=== RAW DATA ===

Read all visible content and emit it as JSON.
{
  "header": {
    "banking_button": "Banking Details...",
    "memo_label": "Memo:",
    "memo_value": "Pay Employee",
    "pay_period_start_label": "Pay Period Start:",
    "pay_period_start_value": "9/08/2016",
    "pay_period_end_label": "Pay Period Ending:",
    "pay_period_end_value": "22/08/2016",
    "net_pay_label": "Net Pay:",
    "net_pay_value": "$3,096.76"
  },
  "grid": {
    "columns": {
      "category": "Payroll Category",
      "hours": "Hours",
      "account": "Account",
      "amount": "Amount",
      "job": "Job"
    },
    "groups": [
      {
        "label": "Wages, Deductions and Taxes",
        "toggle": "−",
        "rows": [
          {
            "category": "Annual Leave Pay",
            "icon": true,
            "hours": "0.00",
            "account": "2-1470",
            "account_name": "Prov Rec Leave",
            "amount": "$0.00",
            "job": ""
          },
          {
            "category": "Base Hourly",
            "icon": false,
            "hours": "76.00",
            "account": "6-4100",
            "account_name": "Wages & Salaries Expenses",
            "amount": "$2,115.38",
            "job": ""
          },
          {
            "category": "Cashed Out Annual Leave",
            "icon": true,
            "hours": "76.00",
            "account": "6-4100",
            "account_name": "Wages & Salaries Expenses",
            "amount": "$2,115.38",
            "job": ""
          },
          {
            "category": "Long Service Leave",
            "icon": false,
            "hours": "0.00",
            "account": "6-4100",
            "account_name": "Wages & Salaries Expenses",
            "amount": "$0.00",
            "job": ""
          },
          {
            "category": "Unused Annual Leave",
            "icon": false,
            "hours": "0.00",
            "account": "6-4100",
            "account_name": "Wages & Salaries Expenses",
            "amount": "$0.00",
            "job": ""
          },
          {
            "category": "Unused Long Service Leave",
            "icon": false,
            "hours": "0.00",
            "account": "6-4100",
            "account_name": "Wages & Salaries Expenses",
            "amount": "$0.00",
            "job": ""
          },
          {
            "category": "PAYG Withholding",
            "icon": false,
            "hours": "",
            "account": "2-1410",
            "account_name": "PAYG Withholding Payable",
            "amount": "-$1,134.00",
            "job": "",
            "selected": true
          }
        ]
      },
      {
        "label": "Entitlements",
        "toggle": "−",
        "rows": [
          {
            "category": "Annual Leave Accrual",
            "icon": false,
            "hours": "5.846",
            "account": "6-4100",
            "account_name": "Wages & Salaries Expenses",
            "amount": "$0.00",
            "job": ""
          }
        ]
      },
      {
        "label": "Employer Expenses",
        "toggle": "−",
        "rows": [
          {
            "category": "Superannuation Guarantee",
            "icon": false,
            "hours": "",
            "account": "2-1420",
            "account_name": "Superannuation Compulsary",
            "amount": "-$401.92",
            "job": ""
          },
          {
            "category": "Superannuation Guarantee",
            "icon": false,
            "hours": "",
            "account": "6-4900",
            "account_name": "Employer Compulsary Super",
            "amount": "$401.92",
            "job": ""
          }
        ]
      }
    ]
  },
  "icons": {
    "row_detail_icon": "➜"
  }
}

===

AIM ▸
Each record must be repeated exactly as it is.

CORRECT RESULT ▸
Read all visible content and emit it as JSON.
{
  "header": {
    "banking_button": "Banking Details...",
    "memo_label": "Memo:",
    "memo_value": "Pay Employee",
    "pay_period_start_label": "Pay Period Start:",
    "pay_period_start_value": "9/08/2016",
    "pay_period_end_label": "Pay Period Ending:",
    "pay_period_end_value": "22/08/2016",
    "net_pay_label": "Net Pay:",
    "net_pay_value": "$3,096.76"
  },
  "grid": {
    "columns": {
      "category": "Payroll Category",
      "hours": "Hours",
      "account": "Account",
      "amount": "Amount",
      "job": "Job"
    },
    "groups": [
      {
        "label": "Wages, Deductions and Taxes",
        "toggle": "−",
        "rows": [
          {
            "category": "Annual Leave Pay",
            "icon": true,
            "hours": "0.00",
            "account": "2-1470",
            "account_name": "Prov Rec Leave",
            "amount": "$0.00",
            "job": ""
          },
          {
            "category": "Base Hourly",
            "icon": false,
            "hours": "76.00",
            "account": "6-4100",
            "account_name": "Wages & Salaries Expenses",
            "amount": "$2,115.38",
            "job": ""
          },
          {
            "category": "Cashed Out Annual Leave",
            "icon": true,
            "hours": "76.00",
            "account": "6-4100",
            "account_name": "Wages & Salaries Expenses",
            "amount": "$2,115.38",
            "job": ""
          },
          {
            "category": "Long Service Leave",
            "icon": false,
            "hours": "0.00",
            "account": "6-4100",
            "account_name": "Wages & Salaries Expenses",
            "amount": "$0.00",
            "job": ""
          },
          {
            "category": "Unused Annual Leave",
            "icon": false,
            "hours": "0.00",
            "account": "6-4100",
            "account_name": "Wages & Salaries Expenses",
            "amount": "$0.00",
            "job": ""
          },
          {
            "category": "Unused Long Service Leave",
            "icon": false,
            "hours": "0.00",
            "account": "6-4100",
            "account_name": "Wages & Salaries Expenses",
            "amount": "$0.00",
            "job": ""
          },
          {
            "category": "PAYG Withholding",
            "icon": false,
            "hours": "",
            "account": "2-1410",
            "account_name": "PAYG Withholding Payable",
            "amount": "-$1,134.00",
            "job": "",
            "selected": true
          }
        ]
      },
      {
        "label": "Entitlements",
        "toggle": "−",
        "rows": [
          {
            "category": "Annual Leave Accrual",
            "icon": false,
            "hours": "5.846",
            "account": "6-4100",
            "account_name": "Wages & Salaries Expenses",
            "amount": "$0.00",
            "job": ""
          }
        ]
      },
      {
        "label": "Employer Expenses",
        "toggle": "−",
        "rows": [
          {
            "category": "Superannuation Guarantee",
            "icon": false,
            "hours": "",
            "account": "2-1420",
            "account_name": "Superannuation Compulsary",
            "amount": "-$401.92",
            "job": ""
          },
          {
            "category": "Superannuation Guarantee",
            "icon": false,
            "hours": "",
            "account": "6-4900",
            "account_name": "Employer Compulsary Super",
            "amount": "$401.92",
            "job": ""
          }
        ]
      }
    ]
  },
  "icons": {
    "row_detail_icon": "➜"
  }
}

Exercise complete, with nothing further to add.